(Collected data entries)
++++++++++++++++++++
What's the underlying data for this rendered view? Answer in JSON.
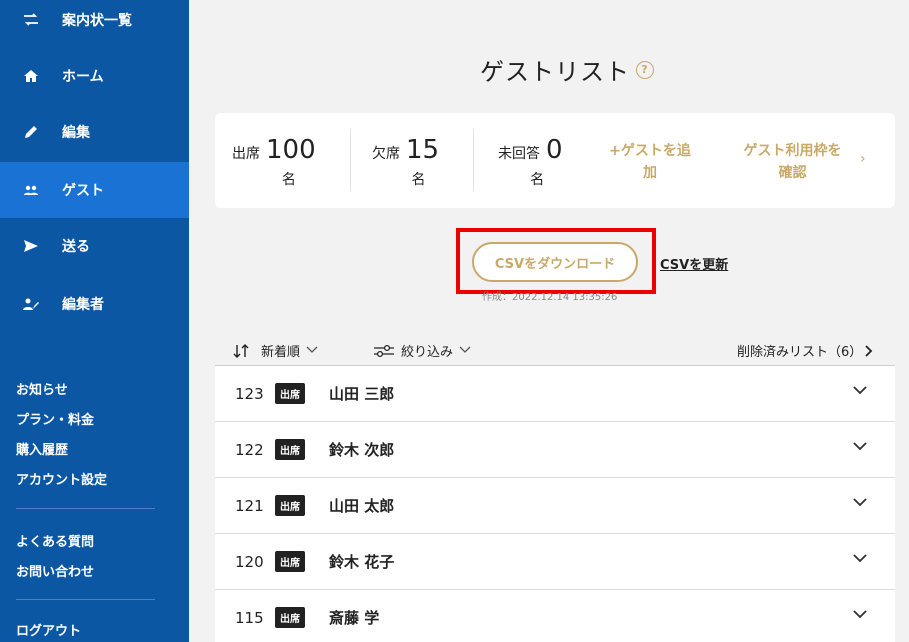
{
  "sidebar": {
    "nav": [
      {
        "label": "案内状一覧",
        "icon": "swap-icon"
      },
      {
        "label": "ホーム",
        "icon": "home-icon"
      },
      {
        "label": "編集",
        "icon": "pencil-icon"
      },
      {
        "label": "ゲスト",
        "icon": "people-icon",
        "active": true
      },
      {
        "label": "送る",
        "icon": "send-icon"
      },
      {
        "label": "編集者",
        "icon": "person-edit-icon"
      }
    ],
    "links_group1": [
      "お知らせ",
      "プラン・料金",
      "購入履歴",
      "アカウント設定"
    ],
    "links_group2": [
      "よくある質問",
      "お問い合わせ"
    ],
    "logout": "ログアウト"
  },
  "main": {
    "title": "ゲストリスト",
    "help": "?",
    "stats": {
      "attend_label": "出席",
      "attend_count": "100",
      "absent_label": "欠席",
      "absent_count": "15",
      "noreply_label": "未回答",
      "noreply_count": "0",
      "unit": "名"
    },
    "actions": {
      "add_guest_line1": "+ゲストを追",
      "add_guest_line2": "加",
      "confirm_line1": "ゲスト利用枠を",
      "confirm_line2": "確認",
      "chevron": "›"
    },
    "csv": {
      "download_label": "CSVをダウンロード",
      "update_label": "CSVを更新",
      "created_at": "作成：2022.12.14 13:35:26"
    },
    "toolbar": {
      "sort_label": "新着順",
      "filter_label": "絞り込み",
      "deleted_label": "削除済みリスト（6）"
    },
    "guests": [
      {
        "num": "123",
        "status": "出席",
        "name": "山田 三郎"
      },
      {
        "num": "122",
        "status": "出席",
        "name": "鈴木 次郎"
      },
      {
        "num": "121",
        "status": "出席",
        "name": "山田 太郎"
      },
      {
        "num": "120",
        "status": "出席",
        "name": "鈴木 花子"
      },
      {
        "num": "115",
        "status": "出席",
        "name": "斎藤 学"
      }
    ]
  },
  "colors": {
    "sidebar": "#0b57a4",
    "sidebar_active": "#1a73d4",
    "gold": "#c9a96a",
    "highlight": "#ee0000"
  }
}
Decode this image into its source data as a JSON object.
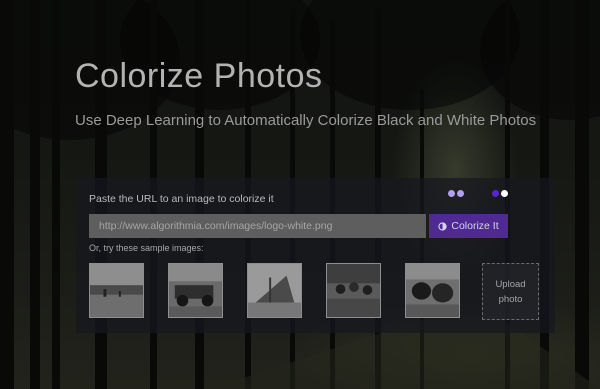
++++++++++++++++++++
(Directive)
In this exercise, set down all of the data exactly, without the pictures.

(The response)
What's the underlying data for this rendered view? Answer in JSON.
{
  "sidebar": {
    "nav": [
      {
        "label": "案内状一覧",
        "icon": "swap-icon"
      },
      {
        "label": "ホーム",
        "icon": "home-icon"
      },
      {
        "label": "編集",
        "icon": "pencil-icon"
      },
      {
        "label": "ゲスト",
        "icon": "people-icon",
        "active": true
      },
      {
        "label": "送る",
        "icon": "send-icon"
      },
      {
        "label": "編集者",
        "icon": "person-edit-icon"
      }
    ],
    "links_group1": [
      "お知らせ",
      "プラン・料金",
      "購入履歴",
      "アカウント設定"
    ],
    "links_group2": [
      "よくある質問",
      "お問い合わせ"
    ],
    "logout": "ログアウト"
  },
  "main": {
    "title": "ゲストリスト",
    "help": "?",
    "stats": {
      "attend_label": "出席",
      "attend_count": "100",
      "absent_label": "欠席",
      "absent_count": "15",
      "noreply_label": "未回答",
      "noreply_count": "0",
      "unit": "名"
    },
    "actions": {
      "add_guest_line1": "+ゲストを追",
      "add_guest_line2": "加",
      "confirm_line1": "ゲスト利用枠を",
      "confirm_line2": "確認",
      "chevron": "›"
    },
    "csv": {
      "download_label": "CSVをダウンロード",
      "update_label": "CSVを更新",
      "created_at": "作成：2022.12.14 13:35:26"
    },
    "toolbar": {
      "sort_label": "新着順",
      "filter_label": "絞り込み",
      "deleted_label": "削除済みリスト（6）"
    },
    "guests": [
      {
        "num": "123",
        "status": "出席",
        "name": "山田 三郎"
      },
      {
        "num": "122",
        "status": "出席",
        "name": "鈴木 次郎"
      },
      {
        "num": "121",
        "status": "出席",
        "name": "山田 太郎"
      },
      {
        "num": "120",
        "status": "出席",
        "name": "鈴木 花子"
      },
      {
        "num": "115",
        "status": "出席",
        "name": "斎藤 学"
      }
    ]
  },
  "colors": {
    "sidebar": "#0b57a4",
    "sidebar_active": "#1a73d4",
    "gold": "#c9a96a",
    "highlight": "#ee0000"
  }
}
Decode this image into its source data as a JSON object.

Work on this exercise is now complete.